The exercise
Copy out all of the data exactly as it appears.

== == ==

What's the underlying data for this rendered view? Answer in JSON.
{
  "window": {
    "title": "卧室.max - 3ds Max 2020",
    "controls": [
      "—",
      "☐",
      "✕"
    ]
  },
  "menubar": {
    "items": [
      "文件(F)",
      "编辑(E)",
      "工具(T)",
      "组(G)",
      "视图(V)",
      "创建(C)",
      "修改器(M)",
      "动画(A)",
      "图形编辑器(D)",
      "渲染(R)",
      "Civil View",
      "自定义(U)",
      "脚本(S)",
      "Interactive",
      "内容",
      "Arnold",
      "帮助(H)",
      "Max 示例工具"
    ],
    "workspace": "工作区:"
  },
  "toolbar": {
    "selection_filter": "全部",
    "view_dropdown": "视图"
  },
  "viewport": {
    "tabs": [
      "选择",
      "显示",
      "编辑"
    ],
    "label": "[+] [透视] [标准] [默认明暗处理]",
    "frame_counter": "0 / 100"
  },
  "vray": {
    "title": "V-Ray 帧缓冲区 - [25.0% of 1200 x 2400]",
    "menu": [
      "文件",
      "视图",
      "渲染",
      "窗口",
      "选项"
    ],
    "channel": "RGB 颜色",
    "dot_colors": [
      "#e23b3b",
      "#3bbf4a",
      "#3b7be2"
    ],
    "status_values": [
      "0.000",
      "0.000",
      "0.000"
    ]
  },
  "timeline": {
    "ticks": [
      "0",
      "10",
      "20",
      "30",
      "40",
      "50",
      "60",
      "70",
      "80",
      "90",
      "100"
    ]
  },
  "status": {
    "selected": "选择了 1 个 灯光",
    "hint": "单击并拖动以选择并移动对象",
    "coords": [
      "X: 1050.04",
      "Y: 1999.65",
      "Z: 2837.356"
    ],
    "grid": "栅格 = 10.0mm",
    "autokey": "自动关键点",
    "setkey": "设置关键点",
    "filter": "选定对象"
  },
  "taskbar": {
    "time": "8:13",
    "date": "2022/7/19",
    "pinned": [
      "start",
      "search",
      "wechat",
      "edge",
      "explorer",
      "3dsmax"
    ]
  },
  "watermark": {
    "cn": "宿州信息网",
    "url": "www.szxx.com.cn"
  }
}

== == ==

Response
What's the underlying data for this rendered view? Answer in JSON.
{
  "window": {
    "title": "卧室.max - 3ds Max 2020",
    "controls": [
      "—",
      "☐",
      "✕"
    ]
  },
  "menubar": {
    "items": [
      "文件(F)",
      "编辑(E)",
      "工具(T)",
      "组(G)",
      "视图(V)",
      "创建(C)",
      "修改器(M)",
      "动画(A)",
      "图形编辑器(D)",
      "渲染(R)",
      "Civil View",
      "自定义(U)",
      "脚本(S)",
      "Interactive",
      "内容",
      "Arnold",
      "帮助(H)",
      "Max 示例工具"
    ],
    "workspace": "工作区:"
  },
  "toolbar": {
    "selection_filter": "全部",
    "view_dropdown": "视图"
  },
  "viewport": {
    "tabs": [
      "选择",
      "显示",
      "编辑"
    ],
    "label": "[+] [透视] [标准] [默认明暗处理]",
    "frame_counter": "0 / 100"
  },
  "vray": {
    "title": "V-Ray 帧缓冲区 - [25.0% of 1200 x 2400]",
    "menu": [
      "文件",
      "视图",
      "渲染",
      "窗口",
      "选项"
    ],
    "channel": "RGB 颜色",
    "dot_colors": [
      "#e23b3b",
      "#3bbf4a",
      "#3b7be2"
    ],
    "status_values": [
      "0.000",
      "0.000",
      "0.000"
    ]
  },
  "timeline": {
    "ticks": [
      "0",
      "10",
      "20",
      "30",
      "40",
      "50",
      "60",
      "70",
      "80",
      "90",
      "100"
    ]
  },
  "status": {
    "selected": "选择了 1 个 灯光",
    "hint": "单击并拖动以选择并移动对象",
    "coords": [
      "X: 1050.04",
      "Y: 1999.65",
      "Z: 2837.356"
    ],
    "grid": "栅格 = 10.0mm",
    "autokey": "自动关键点",
    "setkey": "设置关键点",
    "filter": "选定对象"
  },
  "taskbar": {
    "time": "8:13",
    "date": "2022/7/19",
    "pinned": [
      "start",
      "search",
      "wechat",
      "edge",
      "explorer",
      "3dsmax"
    ]
  },
  "watermark": {
    "cn": "宿州信息网",
    "url": "www.szxx.com.cn"
  }
}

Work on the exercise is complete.